PROBLEM REQUIREMENTS :: From the line that holds "Enumerate this screenshot's" to the last line of the data, copy everything exactly; leave out all the rest.

DATA FOR THIS EXERCISE ::
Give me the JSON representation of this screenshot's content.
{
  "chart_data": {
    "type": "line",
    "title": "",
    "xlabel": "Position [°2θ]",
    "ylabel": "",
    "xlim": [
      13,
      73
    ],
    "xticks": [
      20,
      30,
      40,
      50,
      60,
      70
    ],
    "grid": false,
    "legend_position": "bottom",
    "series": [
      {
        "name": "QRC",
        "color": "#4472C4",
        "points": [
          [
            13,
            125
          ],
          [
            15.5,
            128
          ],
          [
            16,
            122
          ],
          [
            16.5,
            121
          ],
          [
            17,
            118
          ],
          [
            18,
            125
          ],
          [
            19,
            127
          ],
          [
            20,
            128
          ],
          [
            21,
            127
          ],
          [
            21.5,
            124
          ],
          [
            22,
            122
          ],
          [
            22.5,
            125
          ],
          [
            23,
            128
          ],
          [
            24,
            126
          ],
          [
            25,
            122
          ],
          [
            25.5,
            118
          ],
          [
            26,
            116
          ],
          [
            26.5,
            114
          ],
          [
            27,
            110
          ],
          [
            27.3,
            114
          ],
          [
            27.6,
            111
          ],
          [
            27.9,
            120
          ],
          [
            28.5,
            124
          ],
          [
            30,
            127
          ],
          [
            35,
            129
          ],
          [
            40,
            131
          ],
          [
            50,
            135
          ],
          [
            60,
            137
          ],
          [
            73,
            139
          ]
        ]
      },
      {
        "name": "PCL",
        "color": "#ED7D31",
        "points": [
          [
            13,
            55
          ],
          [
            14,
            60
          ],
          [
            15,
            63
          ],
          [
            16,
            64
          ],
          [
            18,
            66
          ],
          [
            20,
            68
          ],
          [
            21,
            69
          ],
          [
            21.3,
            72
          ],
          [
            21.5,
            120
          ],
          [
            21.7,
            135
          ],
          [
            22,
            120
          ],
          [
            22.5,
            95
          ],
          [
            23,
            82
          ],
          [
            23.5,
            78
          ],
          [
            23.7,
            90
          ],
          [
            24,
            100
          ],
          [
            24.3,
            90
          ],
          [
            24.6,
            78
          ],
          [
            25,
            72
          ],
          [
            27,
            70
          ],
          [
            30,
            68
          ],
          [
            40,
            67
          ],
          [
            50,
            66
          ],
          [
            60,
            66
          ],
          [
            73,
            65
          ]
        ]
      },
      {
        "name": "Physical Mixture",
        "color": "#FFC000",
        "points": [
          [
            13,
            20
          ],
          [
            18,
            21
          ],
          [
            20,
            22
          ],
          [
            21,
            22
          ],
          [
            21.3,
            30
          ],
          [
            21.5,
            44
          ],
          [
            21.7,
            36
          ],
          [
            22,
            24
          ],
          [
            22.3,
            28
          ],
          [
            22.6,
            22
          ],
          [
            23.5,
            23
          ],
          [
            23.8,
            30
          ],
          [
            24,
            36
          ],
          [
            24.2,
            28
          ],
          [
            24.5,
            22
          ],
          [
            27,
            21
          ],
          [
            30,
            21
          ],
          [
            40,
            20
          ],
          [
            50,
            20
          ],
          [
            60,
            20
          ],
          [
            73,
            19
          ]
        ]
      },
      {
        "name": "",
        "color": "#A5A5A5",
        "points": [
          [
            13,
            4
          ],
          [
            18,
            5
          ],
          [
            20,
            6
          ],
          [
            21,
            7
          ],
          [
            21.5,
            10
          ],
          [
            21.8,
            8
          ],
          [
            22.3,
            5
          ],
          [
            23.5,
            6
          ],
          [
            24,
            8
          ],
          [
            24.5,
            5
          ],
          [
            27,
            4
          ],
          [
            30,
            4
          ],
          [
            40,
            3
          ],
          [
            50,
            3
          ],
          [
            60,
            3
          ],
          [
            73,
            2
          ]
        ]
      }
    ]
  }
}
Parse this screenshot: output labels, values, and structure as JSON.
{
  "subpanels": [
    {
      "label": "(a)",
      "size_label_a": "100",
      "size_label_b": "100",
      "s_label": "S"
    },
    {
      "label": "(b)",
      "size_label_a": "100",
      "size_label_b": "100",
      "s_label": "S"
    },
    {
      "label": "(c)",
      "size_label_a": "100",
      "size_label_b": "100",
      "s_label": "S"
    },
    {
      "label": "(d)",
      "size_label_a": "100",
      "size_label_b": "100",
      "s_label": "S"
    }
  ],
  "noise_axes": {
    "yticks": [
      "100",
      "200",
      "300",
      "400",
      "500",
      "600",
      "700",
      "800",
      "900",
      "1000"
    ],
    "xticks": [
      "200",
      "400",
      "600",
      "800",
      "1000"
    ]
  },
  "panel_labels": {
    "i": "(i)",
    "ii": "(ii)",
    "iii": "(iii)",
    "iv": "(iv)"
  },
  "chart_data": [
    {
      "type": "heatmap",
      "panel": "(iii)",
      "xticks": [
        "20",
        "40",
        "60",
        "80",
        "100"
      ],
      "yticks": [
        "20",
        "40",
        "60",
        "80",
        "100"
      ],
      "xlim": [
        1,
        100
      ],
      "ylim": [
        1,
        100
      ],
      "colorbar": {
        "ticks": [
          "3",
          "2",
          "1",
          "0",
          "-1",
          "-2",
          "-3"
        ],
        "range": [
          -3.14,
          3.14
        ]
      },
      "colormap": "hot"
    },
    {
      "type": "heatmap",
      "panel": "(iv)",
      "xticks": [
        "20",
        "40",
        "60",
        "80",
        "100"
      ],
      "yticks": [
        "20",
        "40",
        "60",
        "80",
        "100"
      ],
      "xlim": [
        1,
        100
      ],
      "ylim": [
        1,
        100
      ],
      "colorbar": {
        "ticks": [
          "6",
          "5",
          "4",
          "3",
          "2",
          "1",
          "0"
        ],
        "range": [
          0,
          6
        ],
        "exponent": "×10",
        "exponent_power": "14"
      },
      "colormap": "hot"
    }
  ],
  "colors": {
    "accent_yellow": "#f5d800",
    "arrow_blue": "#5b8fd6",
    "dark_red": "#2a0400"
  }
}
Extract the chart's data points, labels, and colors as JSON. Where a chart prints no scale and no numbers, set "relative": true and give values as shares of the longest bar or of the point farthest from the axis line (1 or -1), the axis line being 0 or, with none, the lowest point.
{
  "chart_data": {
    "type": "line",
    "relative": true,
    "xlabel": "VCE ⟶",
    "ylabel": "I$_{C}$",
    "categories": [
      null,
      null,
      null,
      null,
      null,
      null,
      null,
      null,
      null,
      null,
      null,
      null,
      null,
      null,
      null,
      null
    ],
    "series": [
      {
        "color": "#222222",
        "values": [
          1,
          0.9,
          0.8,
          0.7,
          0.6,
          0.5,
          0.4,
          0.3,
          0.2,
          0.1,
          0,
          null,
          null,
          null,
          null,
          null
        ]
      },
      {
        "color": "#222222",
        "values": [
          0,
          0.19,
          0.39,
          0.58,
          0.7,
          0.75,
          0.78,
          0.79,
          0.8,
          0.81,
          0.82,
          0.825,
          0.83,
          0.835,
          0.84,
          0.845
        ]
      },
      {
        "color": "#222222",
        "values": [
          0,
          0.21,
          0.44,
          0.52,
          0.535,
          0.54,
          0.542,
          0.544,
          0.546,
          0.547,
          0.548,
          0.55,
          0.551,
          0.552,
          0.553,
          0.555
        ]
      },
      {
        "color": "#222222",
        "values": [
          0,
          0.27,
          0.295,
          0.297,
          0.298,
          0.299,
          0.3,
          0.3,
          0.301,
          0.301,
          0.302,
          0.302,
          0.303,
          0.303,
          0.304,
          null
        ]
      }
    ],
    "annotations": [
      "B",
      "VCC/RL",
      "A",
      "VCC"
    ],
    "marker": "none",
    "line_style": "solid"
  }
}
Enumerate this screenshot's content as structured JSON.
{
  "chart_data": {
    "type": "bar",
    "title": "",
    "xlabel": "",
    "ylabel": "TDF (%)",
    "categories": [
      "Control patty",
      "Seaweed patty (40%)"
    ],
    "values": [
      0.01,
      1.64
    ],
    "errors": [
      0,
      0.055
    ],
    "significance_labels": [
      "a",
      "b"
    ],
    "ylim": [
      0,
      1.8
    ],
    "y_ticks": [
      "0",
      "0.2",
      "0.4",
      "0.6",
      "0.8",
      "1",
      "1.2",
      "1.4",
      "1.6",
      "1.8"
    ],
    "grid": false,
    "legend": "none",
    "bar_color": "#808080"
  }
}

RESULT OF THIS EXERCISE ::
Enumerate this screenshot's content as structured JSON.
{
  "chart_data": {
    "type": "bar",
    "title": "",
    "xlabel": "",
    "ylabel": "TDF (%)",
    "categories": [
      "Control patty",
      "Seaweed patty (40%)"
    ],
    "values": [
      0.01,
      1.64
    ],
    "errors": [
      0,
      0.055
    ],
    "significance_labels": [
      "a",
      "b"
    ],
    "ylim": [
      0,
      1.8
    ],
    "y_ticks": [
      "0",
      "0.2",
      "0.4",
      "0.6",
      "0.8",
      "1",
      "1.2",
      "1.4",
      "1.6",
      "1.8"
    ],
    "grid": false,
    "legend": "none",
    "bar_color": "#808080"
  }
}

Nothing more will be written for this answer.